- **Prompt**
Give the listing again character for character, but drop the images.

- **Records for this task**
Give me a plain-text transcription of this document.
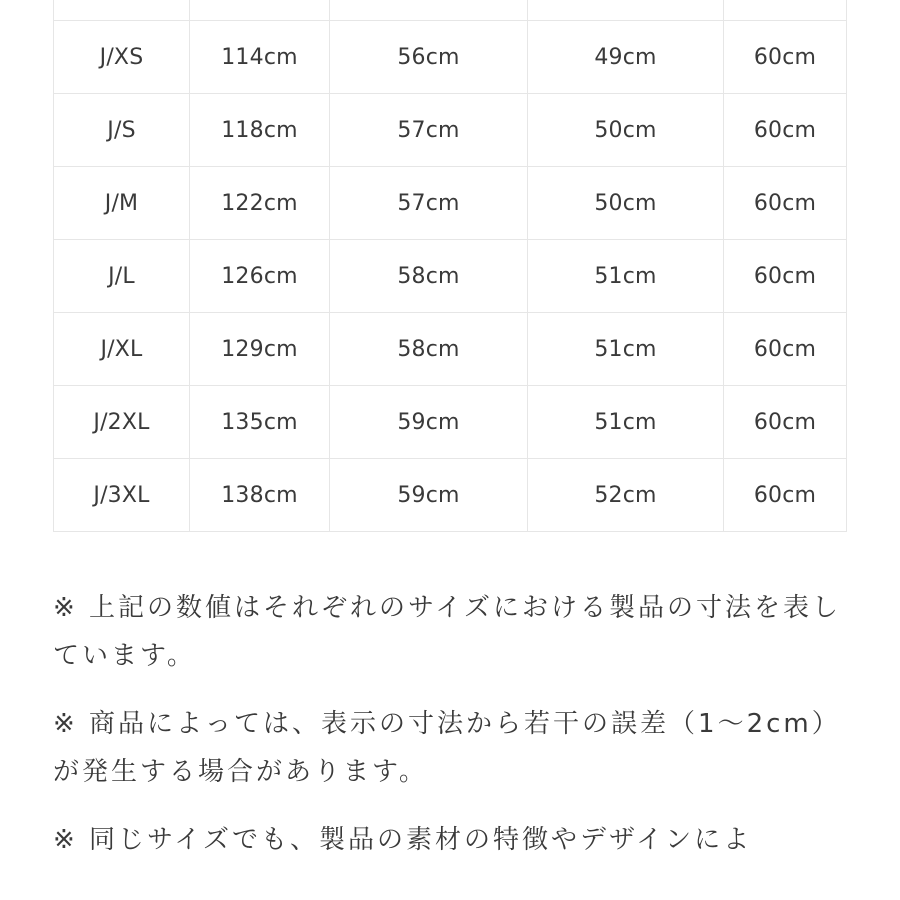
J/XS	114cm	56cm	49cm	60cm
J/S	118cm	57cm	50cm	60cm
J/M	122cm	57cm	50cm	60cm
J/L	126cm	58cm	51cm	60cm
J/XL	129cm	58cm	51cm	60cm
J/2XL	135cm	59cm	51cm	60cm
J/3XL	138cm	59cm	52cm	60cm

※ 上記の数値はそれぞれのサイズにおける製品の寸法を表しています。

※ 商品によっては、表示の寸法から若干の誤差（1～2cm）が発生する場合があります。

※ 同じサイズでも、製品の素材の特徴やデザインによ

- **The solution**
Give me a plain-text transcription of this document.
J/XS	114cm	56cm	49cm	60cm
J/S	118cm	57cm	50cm	60cm
J/M	122cm	57cm	50cm	60cm
J/L	126cm	58cm	51cm	60cm
J/XL	129cm	58cm	51cm	60cm
J/2XL	135cm	59cm	51cm	60cm
J/3XL	138cm	59cm	52cm	60cm

※ 上記の数値はそれぞれのサイズにおける製品の寸法を表しています。

※ 商品によっては、表示の寸法から若干の誤差（1～2cm）が発生する場合があります。

※ 同じサイズでも、製品の素材の特徴やデザインによ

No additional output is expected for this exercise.